--- What you are asked to do ---
Reproduce the listing exactly, please, with every line intact.

Source data below:

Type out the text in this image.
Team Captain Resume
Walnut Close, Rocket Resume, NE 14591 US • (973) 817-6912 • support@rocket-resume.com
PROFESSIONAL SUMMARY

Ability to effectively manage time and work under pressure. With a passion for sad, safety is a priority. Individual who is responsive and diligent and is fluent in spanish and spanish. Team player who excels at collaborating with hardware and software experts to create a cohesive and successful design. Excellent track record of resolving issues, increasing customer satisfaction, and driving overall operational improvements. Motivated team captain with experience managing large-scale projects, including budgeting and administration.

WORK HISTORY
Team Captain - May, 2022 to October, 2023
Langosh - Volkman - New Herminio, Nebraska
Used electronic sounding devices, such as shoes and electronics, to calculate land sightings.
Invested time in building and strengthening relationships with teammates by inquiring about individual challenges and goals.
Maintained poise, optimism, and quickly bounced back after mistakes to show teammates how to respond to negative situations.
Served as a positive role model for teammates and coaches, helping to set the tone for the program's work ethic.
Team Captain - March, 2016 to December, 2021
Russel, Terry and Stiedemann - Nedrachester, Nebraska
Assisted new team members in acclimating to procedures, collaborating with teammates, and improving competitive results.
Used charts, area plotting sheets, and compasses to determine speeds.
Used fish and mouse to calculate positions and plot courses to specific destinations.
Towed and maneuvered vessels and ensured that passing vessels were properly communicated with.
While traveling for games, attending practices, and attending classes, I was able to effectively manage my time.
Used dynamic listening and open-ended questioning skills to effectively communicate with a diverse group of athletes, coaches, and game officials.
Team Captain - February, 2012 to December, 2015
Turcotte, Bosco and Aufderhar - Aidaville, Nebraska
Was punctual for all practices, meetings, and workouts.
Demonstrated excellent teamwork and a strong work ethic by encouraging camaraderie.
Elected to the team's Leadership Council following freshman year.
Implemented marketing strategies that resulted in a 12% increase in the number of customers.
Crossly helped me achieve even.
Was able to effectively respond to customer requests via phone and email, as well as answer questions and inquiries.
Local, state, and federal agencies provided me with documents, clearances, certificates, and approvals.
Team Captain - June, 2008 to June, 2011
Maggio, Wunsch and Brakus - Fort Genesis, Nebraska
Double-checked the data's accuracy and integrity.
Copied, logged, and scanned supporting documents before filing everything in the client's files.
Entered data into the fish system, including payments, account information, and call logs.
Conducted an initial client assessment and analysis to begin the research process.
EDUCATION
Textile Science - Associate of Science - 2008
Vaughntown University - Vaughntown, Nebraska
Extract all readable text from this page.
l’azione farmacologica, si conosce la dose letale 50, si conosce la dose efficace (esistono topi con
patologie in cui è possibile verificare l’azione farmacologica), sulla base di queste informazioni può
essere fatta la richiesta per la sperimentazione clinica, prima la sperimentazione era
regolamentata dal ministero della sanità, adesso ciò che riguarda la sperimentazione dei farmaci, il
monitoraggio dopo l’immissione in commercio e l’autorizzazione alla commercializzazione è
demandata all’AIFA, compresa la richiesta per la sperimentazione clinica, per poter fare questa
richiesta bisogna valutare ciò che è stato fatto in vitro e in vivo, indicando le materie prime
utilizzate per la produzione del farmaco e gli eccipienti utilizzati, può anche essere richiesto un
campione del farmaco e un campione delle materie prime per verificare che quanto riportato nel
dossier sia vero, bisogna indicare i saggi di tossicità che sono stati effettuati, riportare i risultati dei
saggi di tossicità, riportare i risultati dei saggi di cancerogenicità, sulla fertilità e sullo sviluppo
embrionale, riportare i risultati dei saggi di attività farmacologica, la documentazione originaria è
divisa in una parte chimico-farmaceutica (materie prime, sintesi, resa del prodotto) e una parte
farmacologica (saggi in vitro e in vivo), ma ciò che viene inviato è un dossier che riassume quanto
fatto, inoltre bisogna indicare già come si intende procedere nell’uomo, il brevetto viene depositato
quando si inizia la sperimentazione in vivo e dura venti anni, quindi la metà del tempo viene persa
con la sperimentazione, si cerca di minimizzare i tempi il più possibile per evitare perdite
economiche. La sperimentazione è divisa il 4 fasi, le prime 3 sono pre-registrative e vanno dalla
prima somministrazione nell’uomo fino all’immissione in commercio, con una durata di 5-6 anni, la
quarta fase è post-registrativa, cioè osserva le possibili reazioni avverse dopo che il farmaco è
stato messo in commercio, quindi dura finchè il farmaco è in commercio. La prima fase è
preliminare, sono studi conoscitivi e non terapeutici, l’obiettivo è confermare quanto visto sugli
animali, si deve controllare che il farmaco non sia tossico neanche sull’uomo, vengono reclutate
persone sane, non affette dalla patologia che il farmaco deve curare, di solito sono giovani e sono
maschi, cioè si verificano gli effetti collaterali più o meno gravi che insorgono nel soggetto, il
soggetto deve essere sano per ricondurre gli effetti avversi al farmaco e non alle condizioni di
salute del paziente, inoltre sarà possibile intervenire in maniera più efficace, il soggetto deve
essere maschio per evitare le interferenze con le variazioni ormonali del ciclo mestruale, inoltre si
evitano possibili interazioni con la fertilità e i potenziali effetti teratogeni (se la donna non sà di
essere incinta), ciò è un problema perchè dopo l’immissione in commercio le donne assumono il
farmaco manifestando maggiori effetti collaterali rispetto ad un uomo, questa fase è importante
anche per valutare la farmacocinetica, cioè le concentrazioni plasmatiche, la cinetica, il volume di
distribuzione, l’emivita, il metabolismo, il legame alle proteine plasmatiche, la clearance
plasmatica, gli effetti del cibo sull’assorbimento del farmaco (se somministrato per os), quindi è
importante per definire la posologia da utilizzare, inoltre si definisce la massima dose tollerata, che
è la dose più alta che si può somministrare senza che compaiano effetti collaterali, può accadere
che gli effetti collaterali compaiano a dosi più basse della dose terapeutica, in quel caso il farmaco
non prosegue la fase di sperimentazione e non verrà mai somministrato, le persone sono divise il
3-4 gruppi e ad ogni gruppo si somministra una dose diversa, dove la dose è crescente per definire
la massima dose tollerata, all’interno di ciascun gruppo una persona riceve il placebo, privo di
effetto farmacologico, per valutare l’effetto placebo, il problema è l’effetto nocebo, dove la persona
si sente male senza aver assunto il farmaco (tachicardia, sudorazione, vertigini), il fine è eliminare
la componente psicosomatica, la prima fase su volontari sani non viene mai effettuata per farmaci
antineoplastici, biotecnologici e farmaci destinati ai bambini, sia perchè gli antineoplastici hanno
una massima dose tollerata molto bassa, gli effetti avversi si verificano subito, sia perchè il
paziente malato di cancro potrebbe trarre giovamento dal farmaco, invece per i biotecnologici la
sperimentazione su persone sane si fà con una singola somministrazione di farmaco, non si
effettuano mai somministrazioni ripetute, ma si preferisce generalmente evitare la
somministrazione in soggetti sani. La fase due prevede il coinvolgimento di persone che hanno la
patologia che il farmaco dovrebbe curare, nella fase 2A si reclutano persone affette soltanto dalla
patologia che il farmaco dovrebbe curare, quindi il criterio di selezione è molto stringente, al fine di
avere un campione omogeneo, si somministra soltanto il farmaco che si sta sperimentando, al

End of Source data.

--- Expected answer ---
Type out the text in this image.
Team Captain Resume
Walnut Close, Rocket Resume, NE 14591 US • (973) 817-6912 • support@rocket-resume.com
PROFESSIONAL SUMMARY

Ability to effectively manage time and work under pressure. With a passion for sad, safety is a priority. Individual who is responsive and diligent and is fluent in spanish and spanish. Team player who excels at collaborating with hardware and software experts to create a cohesive and successful design. Excellent track record of resolving issues, increasing customer satisfaction, and driving overall operational improvements. Motivated team captain with experience managing large-scale projects, including budgeting and administration.

WORK HISTORY
Team Captain - May, 2022 to October, 2023
Langosh - Volkman - New Herminio, Nebraska
Used electronic sounding devices, such as shoes and electronics, to calculate land sightings.
Invested time in building and strengthening relationships with teammates by inquiring about individual challenges and goals.
Maintained poise, optimism, and quickly bounced back after mistakes to show teammates how to respond to negative situations.
Served as a positive role model for teammates and coaches, helping to set the tone for the program's work ethic.
Team Captain - March, 2016 to December, 2021
Russel, Terry and Stiedemann - Nedrachester, Nebraska
Assisted new team members in acclimating to procedures, collaborating with teammates, and improving competitive results.
Used charts, area plotting sheets, and compasses to determine speeds.
Used fish and mouse to calculate positions and plot courses to specific destinations.
Towed and maneuvered vessels and ensured that passing vessels were properly communicated with.
While traveling for games, attending practices, and attending classes, I was able to effectively manage my time.
Used dynamic listening and open-ended questioning skills to effectively communicate with a diverse group of athletes, coaches, and game officials.
Team Captain - February, 2012 to December, 2015
Turcotte, Bosco and Aufderhar - Aidaville, Nebraska
Was punctual for all practices, meetings, and workouts.
Demonstrated excellent teamwork and a strong work ethic by encouraging camaraderie.
Elected to the team's Leadership Council following freshman year.
Implemented marketing strategies that resulted in a 12% increase in the number of customers.
Crossly helped me achieve even.
Was able to effectively respond to customer requests via phone and email, as well as answer questions and inquiries.
Local, state, and federal agencies provided me with documents, clearances, certificates, and approvals.
Team Captain - June, 2008 to June, 2011
Maggio, Wunsch and Brakus - Fort Genesis, Nebraska
Double-checked the data's accuracy and integrity.
Copied, logged, and scanned supporting documents before filing everything in the client's files.
Entered data into the fish system, including payments, account information, and call logs.
Conducted an initial client assessment and analysis to begin the research process.
EDUCATION
Textile Science - Associate of Science - 2008
Vaughntown University - Vaughntown, Nebraska
Extract all readable text from this page.
l’azione farmacologica, si conosce la dose letale 50, si conosce la dose efficace (esistono topi con
patologie in cui è possibile verificare l’azione farmacologica), sulla base di queste informazioni può
essere fatta la richiesta per la sperimentazione clinica, prima la sperimentazione era
regolamentata dal ministero della sanità, adesso ciò che riguarda la sperimentazione dei farmaci, il
monitoraggio dopo l’immissione in commercio e l’autorizzazione alla commercializzazione è
demandata all’AIFA, compresa la richiesta per la sperimentazione clinica, per poter fare questa
richiesta bisogna valutare ciò che è stato fatto in vitro e in vivo, indicando le materie prime
utilizzate per la produzione del farmaco e gli eccipienti utilizzati, può anche essere richiesto un
campione del farmaco e un campione delle materie prime per verificare che quanto riportato nel
dossier sia vero, bisogna indicare i saggi di tossicità che sono stati effettuati, riportare i risultati dei
saggi di tossicità, riportare i risultati dei saggi di cancerogenicità, sulla fertilità e sullo sviluppo
embrionale, riportare i risultati dei saggi di attività farmacologica, la documentazione originaria è
divisa in una parte chimico-farmaceutica (materie prime, sintesi, resa del prodotto) e una parte
farmacologica (saggi in vitro e in vivo), ma ciò che viene inviato è un dossier che riassume quanto
fatto, inoltre bisogna indicare già come si intende procedere nell’uomo, il brevetto viene depositato
quando si inizia la sperimentazione in vivo e dura venti anni, quindi la metà del tempo viene persa
con la sperimentazione, si cerca di minimizzare i tempi il più possibile per evitare perdite
economiche. La sperimentazione è divisa il 4 fasi, le prime 3 sono pre-registrative e vanno dalla
prima somministrazione nell’uomo fino all’immissione in commercio, con una durata di 5-6 anni, la
quarta fase è post-registrativa, cioè osserva le possibili reazioni avverse dopo che il farmaco è
stato messo in commercio, quindi dura finchè il farmaco è in commercio. La prima fase è
preliminare, sono studi conoscitivi e non terapeutici, l’obiettivo è confermare quanto visto sugli
animali, si deve controllare che il farmaco non sia tossico neanche sull’uomo, vengono reclutate
persone sane, non affette dalla patologia che il farmaco deve curare, di solito sono giovani e sono
maschi, cioè si verificano gli effetti collaterali più o meno gravi che insorgono nel soggetto, il
soggetto deve essere sano per ricondurre gli effetti avversi al farmaco e non alle condizioni di
salute del paziente, inoltre sarà possibile intervenire in maniera più efficace, il soggetto deve
essere maschio per evitare le interferenze con le variazioni ormonali del ciclo mestruale, inoltre si
evitano possibili interazioni con la fertilità e i potenziali effetti teratogeni (se la donna non sà di
essere incinta), ciò è un problema perchè dopo l’immissione in commercio le donne assumono il
farmaco manifestando maggiori effetti collaterali rispetto ad un uomo, questa fase è importante
anche per valutare la farmacocinetica, cioè le concentrazioni plasmatiche, la cinetica, il volume di
distribuzione, l’emivita, il metabolismo, il legame alle proteine plasmatiche, la clearance
plasmatica, gli effetti del cibo sull’assorbimento del farmaco (se somministrato per os), quindi è
importante per definire la posologia da utilizzare, inoltre si definisce la massima dose tollerata, che
è la dose più alta che si può somministrare senza che compaiano effetti collaterali, può accadere
che gli effetti collaterali compaiano a dosi più basse della dose terapeutica, in quel caso il farmaco
non prosegue la fase di sperimentazione e non verrà mai somministrato, le persone sono divise il
3-4 gruppi e ad ogni gruppo si somministra una dose diversa, dove la dose è crescente per definire
la massima dose tollerata, all’interno di ciascun gruppo una persona riceve il placebo, privo di
effetto farmacologico, per valutare l’effetto placebo, il problema è l’effetto nocebo, dove la persona
si sente male senza aver assunto il farmaco (tachicardia, sudorazione, vertigini), il fine è eliminare
la componente psicosomatica, la prima fase su volontari sani non viene mai effettuata per farmaci
antineoplastici, biotecnologici e farmaci destinati ai bambini, sia perchè gli antineoplastici hanno
una massima dose tollerata molto bassa, gli effetti avversi si verificano subito, sia perchè il
paziente malato di cancro potrebbe trarre giovamento dal farmaco, invece per i biotecnologici la
sperimentazione su persone sane si fà con una singola somministrazione di farmaco, non si
effettuano mai somministrazioni ripetute, ma si preferisce generalmente evitare la
somministrazione in soggetti sani. La fase due prevede il coinvolgimento di persone che hanno la
patologia che il farmaco dovrebbe curare, nella fase 2A si reclutano persone affette soltanto dalla
patologia che il farmaco dovrebbe curare, quindi il criterio di selezione è molto stringente, al fine di
avere un campione omogeneo, si somministra soltanto il farmaco che si sta sperimentando, al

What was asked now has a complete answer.